### Work to do:
Repeat each line of the material below exactly as it appears, minus any pictures.

### Records supplied:
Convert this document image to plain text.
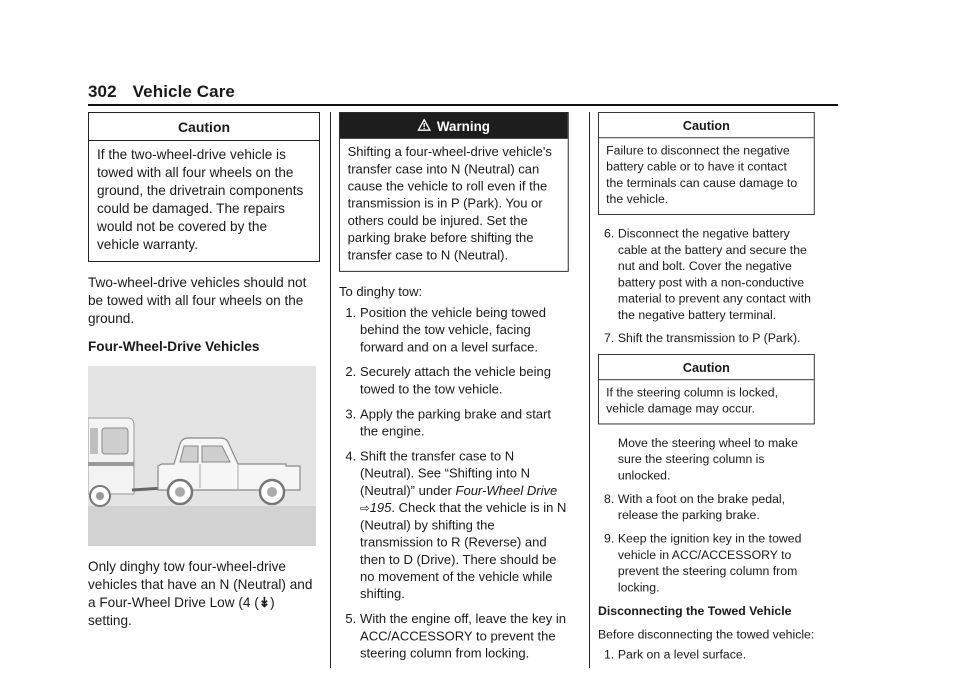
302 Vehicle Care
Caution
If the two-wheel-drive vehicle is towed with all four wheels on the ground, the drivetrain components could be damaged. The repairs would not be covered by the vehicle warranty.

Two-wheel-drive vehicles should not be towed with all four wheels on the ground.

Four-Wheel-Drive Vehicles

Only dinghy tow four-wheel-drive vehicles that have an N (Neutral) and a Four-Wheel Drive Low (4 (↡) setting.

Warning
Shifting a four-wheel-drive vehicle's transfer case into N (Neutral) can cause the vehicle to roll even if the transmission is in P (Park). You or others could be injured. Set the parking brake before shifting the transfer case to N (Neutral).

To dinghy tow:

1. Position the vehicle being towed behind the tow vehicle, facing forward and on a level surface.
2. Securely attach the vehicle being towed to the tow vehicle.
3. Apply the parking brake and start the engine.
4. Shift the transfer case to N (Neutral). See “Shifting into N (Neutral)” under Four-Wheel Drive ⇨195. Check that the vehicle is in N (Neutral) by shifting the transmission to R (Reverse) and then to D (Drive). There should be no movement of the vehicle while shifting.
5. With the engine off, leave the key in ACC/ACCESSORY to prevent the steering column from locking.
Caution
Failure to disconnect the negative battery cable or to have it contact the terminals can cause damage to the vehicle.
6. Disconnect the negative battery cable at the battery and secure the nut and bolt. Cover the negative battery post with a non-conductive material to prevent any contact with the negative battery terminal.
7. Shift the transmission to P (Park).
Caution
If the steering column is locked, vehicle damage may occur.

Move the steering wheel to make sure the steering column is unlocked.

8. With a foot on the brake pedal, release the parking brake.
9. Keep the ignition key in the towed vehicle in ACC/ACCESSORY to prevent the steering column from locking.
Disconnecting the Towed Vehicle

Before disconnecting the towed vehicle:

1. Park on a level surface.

### Answer for the task:
Convert this document image to plain text.
302 Vehicle Care
Caution
If the two-wheel-drive vehicle is towed with all four wheels on the ground, the drivetrain components could be damaged. The repairs would not be covered by the vehicle warranty.

Two-wheel-drive vehicles should not be towed with all four wheels on the ground.

Four-Wheel-Drive Vehicles

Only dinghy tow four-wheel-drive vehicles that have an N (Neutral) and a Four-Wheel Drive Low (4 (↡) setting.

Warning
Shifting a four-wheel-drive vehicle's transfer case into N (Neutral) can cause the vehicle to roll even if the transmission is in P (Park). You or others could be injured. Set the parking brake before shifting the transfer case to N (Neutral).

To dinghy tow:

1. Position the vehicle being towed behind the tow vehicle, facing forward and on a level surface.
2. Securely attach the vehicle being towed to the tow vehicle.
3. Apply the parking brake and start the engine.
4. Shift the transfer case to N (Neutral). See “Shifting into N (Neutral)” under Four-Wheel Drive ⇨195. Check that the vehicle is in N (Neutral) by shifting the transmission to R (Reverse) and then to D (Drive). There should be no movement of the vehicle while shifting.
5. With the engine off, leave the key in ACC/ACCESSORY to prevent the steering column from locking.
Caution
Failure to disconnect the negative battery cable or to have it contact the terminals can cause damage to the vehicle.
6. Disconnect the negative battery cable at the battery and secure the nut and bolt. Cover the negative battery post with a non-conductive material to prevent any contact with the negative battery terminal.
7. Shift the transmission to P (Park).
Caution
If the steering column is locked, vehicle damage may occur.

Move the steering wheel to make sure the steering column is unlocked.

8. With a foot on the brake pedal, release the parking brake.
9. Keep the ignition key in the towed vehicle in ACC/ACCESSORY to prevent the steering column from locking.
Disconnecting the Towed Vehicle

Before disconnecting the towed vehicle:

1. Park on a level surface.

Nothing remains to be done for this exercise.